-- START OF LISTING --

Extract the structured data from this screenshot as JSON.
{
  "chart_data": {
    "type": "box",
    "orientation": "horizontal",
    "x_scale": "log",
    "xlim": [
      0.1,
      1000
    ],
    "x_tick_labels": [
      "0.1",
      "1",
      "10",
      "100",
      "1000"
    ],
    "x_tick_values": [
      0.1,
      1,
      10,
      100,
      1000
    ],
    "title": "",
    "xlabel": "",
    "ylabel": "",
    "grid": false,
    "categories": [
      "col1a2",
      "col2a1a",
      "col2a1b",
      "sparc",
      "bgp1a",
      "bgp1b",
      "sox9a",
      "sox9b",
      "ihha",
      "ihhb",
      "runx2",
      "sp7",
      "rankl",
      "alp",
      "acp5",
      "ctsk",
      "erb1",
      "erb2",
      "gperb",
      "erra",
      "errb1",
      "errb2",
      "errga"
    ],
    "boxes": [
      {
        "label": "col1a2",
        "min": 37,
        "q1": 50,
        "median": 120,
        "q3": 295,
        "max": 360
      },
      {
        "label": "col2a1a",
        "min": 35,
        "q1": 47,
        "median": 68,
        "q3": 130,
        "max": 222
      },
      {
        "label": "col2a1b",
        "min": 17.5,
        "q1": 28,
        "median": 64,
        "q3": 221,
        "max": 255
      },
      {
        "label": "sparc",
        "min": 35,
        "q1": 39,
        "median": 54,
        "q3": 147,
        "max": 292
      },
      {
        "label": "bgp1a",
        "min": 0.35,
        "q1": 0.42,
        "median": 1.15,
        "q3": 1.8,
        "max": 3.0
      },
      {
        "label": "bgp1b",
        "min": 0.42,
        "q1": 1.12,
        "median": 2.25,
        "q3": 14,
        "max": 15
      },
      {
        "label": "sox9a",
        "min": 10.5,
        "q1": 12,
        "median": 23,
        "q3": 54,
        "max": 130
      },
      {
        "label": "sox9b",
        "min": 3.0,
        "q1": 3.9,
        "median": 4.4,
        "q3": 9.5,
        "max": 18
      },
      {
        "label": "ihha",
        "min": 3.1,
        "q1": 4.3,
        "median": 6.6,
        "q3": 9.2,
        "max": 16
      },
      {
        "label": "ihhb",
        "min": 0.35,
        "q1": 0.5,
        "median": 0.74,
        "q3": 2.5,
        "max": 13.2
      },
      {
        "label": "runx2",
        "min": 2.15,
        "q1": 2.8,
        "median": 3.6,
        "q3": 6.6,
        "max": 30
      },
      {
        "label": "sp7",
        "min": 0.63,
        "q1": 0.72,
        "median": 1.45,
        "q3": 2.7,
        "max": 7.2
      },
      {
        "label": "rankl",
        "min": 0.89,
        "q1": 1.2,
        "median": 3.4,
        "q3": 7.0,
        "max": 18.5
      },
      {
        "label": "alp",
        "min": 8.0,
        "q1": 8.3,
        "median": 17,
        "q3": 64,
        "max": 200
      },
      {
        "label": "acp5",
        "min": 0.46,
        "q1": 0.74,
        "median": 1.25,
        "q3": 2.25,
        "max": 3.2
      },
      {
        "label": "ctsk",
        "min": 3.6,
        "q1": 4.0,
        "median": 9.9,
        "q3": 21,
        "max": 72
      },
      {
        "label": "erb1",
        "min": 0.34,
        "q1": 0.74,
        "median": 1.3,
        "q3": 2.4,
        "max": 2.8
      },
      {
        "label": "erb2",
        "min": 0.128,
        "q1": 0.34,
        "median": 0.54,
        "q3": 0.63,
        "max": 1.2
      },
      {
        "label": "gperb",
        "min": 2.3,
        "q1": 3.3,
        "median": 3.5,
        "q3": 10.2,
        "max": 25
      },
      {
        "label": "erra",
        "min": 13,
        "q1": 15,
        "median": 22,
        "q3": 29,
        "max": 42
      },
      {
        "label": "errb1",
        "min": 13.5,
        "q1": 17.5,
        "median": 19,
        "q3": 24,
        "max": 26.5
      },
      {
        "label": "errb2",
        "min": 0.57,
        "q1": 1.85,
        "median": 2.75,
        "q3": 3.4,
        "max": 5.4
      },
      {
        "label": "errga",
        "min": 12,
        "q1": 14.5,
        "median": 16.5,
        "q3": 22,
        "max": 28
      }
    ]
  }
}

-- END OF LISTING --

Repeat the data in its entirety, character for character.

Extract the structured data from this screenshot as JSON.
{
  "chart_data": {
    "type": "box",
    "orientation": "horizontal",
    "x_scale": "log",
    "xlim": [
      0.1,
      1000
    ],
    "x_tick_labels": [
      "0.1",
      "1",
      "10",
      "100",
      "1000"
    ],
    "x_tick_values": [
      0.1,
      1,
      10,
      100,
      1000
    ],
    "title": "",
    "xlabel": "",
    "ylabel": "",
    "grid": false,
    "categories": [
      "col1a2",
      "col2a1a",
      "col2a1b",
      "sparc",
      "bgp1a",
      "bgp1b",
      "sox9a",
      "sox9b",
      "ihha",
      "ihhb",
      "runx2",
      "sp7",
      "rankl",
      "alp",
      "acp5",
      "ctsk",
      "erb1",
      "erb2",
      "gperb",
      "erra",
      "errb1",
      "errb2",
      "errga"
    ],
    "boxes": [
      {
        "label": "col1a2",
        "min": 37,
        "q1": 50,
        "median": 120,
        "q3": 295,
        "max": 360
      },
      {
        "label": "col2a1a",
        "min": 35,
        "q1": 47,
        "median": 68,
        "q3": 130,
        "max": 222
      },
      {
        "label": "col2a1b",
        "min": 17.5,
        "q1": 28,
        "median": 64,
        "q3": 221,
        "max": 255
      },
      {
        "label": "sparc",
        "min": 35,
        "q1": 39,
        "median": 54,
        "q3": 147,
        "max": 292
      },
      {
        "label": "bgp1a",
        "min": 0.35,
        "q1": 0.42,
        "median": 1.15,
        "q3": 1.8,
        "max": 3.0
      },
      {
        "label": "bgp1b",
        "min": 0.42,
        "q1": 1.12,
        "median": 2.25,
        "q3": 14,
        "max": 15
      },
      {
        "label": "sox9a",
        "min": 10.5,
        "q1": 12,
        "median": 23,
        "q3": 54,
        "max": 130
      },
      {
        "label": "sox9b",
        "min": 3.0,
        "q1": 3.9,
        "median": 4.4,
        "q3": 9.5,
        "max": 18
      },
      {
        "label": "ihha",
        "min": 3.1,
        "q1": 4.3,
        "median": 6.6,
        "q3": 9.2,
        "max": 16
      },
      {
        "label": "ihhb",
        "min": 0.35,
        "q1": 0.5,
        "median": 0.74,
        "q3": 2.5,
        "max": 13.2
      },
      {
        "label": "runx2",
        "min": 2.15,
        "q1": 2.8,
        "median": 3.6,
        "q3": 6.6,
        "max": 30
      },
      {
        "label": "sp7",
        "min": 0.63,
        "q1": 0.72,
        "median": 1.45,
        "q3": 2.7,
        "max": 7.2
      },
      {
        "label": "rankl",
        "min": 0.89,
        "q1": 1.2,
        "median": 3.4,
        "q3": 7.0,
        "max": 18.5
      },
      {
        "label": "alp",
        "min": 8.0,
        "q1": 8.3,
        "median": 17,
        "q3": 64,
        "max": 200
      },
      {
        "label": "acp5",
        "min": 0.46,
        "q1": 0.74,
        "median": 1.25,
        "q3": 2.25,
        "max": 3.2
      },
      {
        "label": "ctsk",
        "min": 3.6,
        "q1": 4.0,
        "median": 9.9,
        "q3": 21,
        "max": 72
      },
      {
        "label": "erb1",
        "min": 0.34,
        "q1": 0.74,
        "median": 1.3,
        "q3": 2.4,
        "max": 2.8
      },
      {
        "label": "erb2",
        "min": 0.128,
        "q1": 0.34,
        "median": 0.54,
        "q3": 0.63,
        "max": 1.2
      },
      {
        "label": "gperb",
        "min": 2.3,
        "q1": 3.3,
        "median": 3.5,
        "q3": 10.2,
        "max": 25
      },
      {
        "label": "erra",
        "min": 13,
        "q1": 15,
        "median": 22,
        "q3": 29,
        "max": 42
      },
      {
        "label": "errb1",
        "min": 13.5,
        "q1": 17.5,
        "median": 19,
        "q3": 24,
        "max": 26.5
      },
      {
        "label": "errb2",
        "min": 0.57,
        "q1": 1.85,
        "median": 2.75,
        "q3": 3.4,
        "max": 5.4
      },
      {
        "label": "errga",
        "min": 12,
        "q1": 14.5,
        "median": 16.5,
        "q3": 22,
        "max": 28
      }
    ]
  }
}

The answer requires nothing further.